Instructions to follow:
Repeat each entry in full, exactly.

** begin Entries **

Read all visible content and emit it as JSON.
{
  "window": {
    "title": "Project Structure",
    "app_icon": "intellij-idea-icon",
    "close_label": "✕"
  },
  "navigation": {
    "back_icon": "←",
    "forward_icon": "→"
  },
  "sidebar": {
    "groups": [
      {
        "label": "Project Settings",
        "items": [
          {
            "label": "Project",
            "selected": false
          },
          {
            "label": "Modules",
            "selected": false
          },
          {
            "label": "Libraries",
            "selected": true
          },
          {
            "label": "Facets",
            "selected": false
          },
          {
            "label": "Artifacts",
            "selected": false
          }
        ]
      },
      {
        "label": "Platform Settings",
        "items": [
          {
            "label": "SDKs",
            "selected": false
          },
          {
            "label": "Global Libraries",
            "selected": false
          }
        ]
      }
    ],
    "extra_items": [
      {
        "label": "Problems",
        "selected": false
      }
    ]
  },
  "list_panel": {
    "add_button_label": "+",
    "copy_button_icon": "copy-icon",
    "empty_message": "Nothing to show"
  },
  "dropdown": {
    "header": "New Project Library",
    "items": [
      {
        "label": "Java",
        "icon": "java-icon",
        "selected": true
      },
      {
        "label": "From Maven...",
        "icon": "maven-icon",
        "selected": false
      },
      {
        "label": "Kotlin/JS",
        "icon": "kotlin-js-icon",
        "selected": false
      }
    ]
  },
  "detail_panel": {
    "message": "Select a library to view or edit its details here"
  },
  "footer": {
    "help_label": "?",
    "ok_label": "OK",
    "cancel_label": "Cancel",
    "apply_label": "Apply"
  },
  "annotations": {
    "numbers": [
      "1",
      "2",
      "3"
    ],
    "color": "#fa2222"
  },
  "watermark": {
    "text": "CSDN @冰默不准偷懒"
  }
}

** end Entries **

Complete answer:
Read all visible content and emit it as JSON.
{
  "window": {
    "title": "Project Structure",
    "app_icon": "intellij-idea-icon",
    "close_label": "✕"
  },
  "navigation": {
    "back_icon": "←",
    "forward_icon": "→"
  },
  "sidebar": {
    "groups": [
      {
        "label": "Project Settings",
        "items": [
          {
            "label": "Project",
            "selected": false
          },
          {
            "label": "Modules",
            "selected": false
          },
          {
            "label": "Libraries",
            "selected": true
          },
          {
            "label": "Facets",
            "selected": false
          },
          {
            "label": "Artifacts",
            "selected": false
          }
        ]
      },
      {
        "label": "Platform Settings",
        "items": [
          {
            "label": "SDKs",
            "selected": false
          },
          {
            "label": "Global Libraries",
            "selected": false
          }
        ]
      }
    ],
    "extra_items": [
      {
        "label": "Problems",
        "selected": false
      }
    ]
  },
  "list_panel": {
    "add_button_label": "+",
    "copy_button_icon": "copy-icon",
    "empty_message": "Nothing to show"
  },
  "dropdown": {
    "header": "New Project Library",
    "items": [
      {
        "label": "Java",
        "icon": "java-icon",
        "selected": true
      },
      {
        "label": "From Maven...",
        "icon": "maven-icon",
        "selected": false
      },
      {
        "label": "Kotlin/JS",
        "icon": "kotlin-js-icon",
        "selected": false
      }
    ]
  },
  "detail_panel": {
    "message": "Select a library to view or edit its details here"
  },
  "footer": {
    "help_label": "?",
    "ok_label": "OK",
    "cancel_label": "Cancel",
    "apply_label": "Apply"
  },
  "annotations": {
    "numbers": [
      "1",
      "2",
      "3"
    ],
    "color": "#fa2222"
  },
  "watermark": {
    "text": "CSDN @冰默不准偷懒"
  }
}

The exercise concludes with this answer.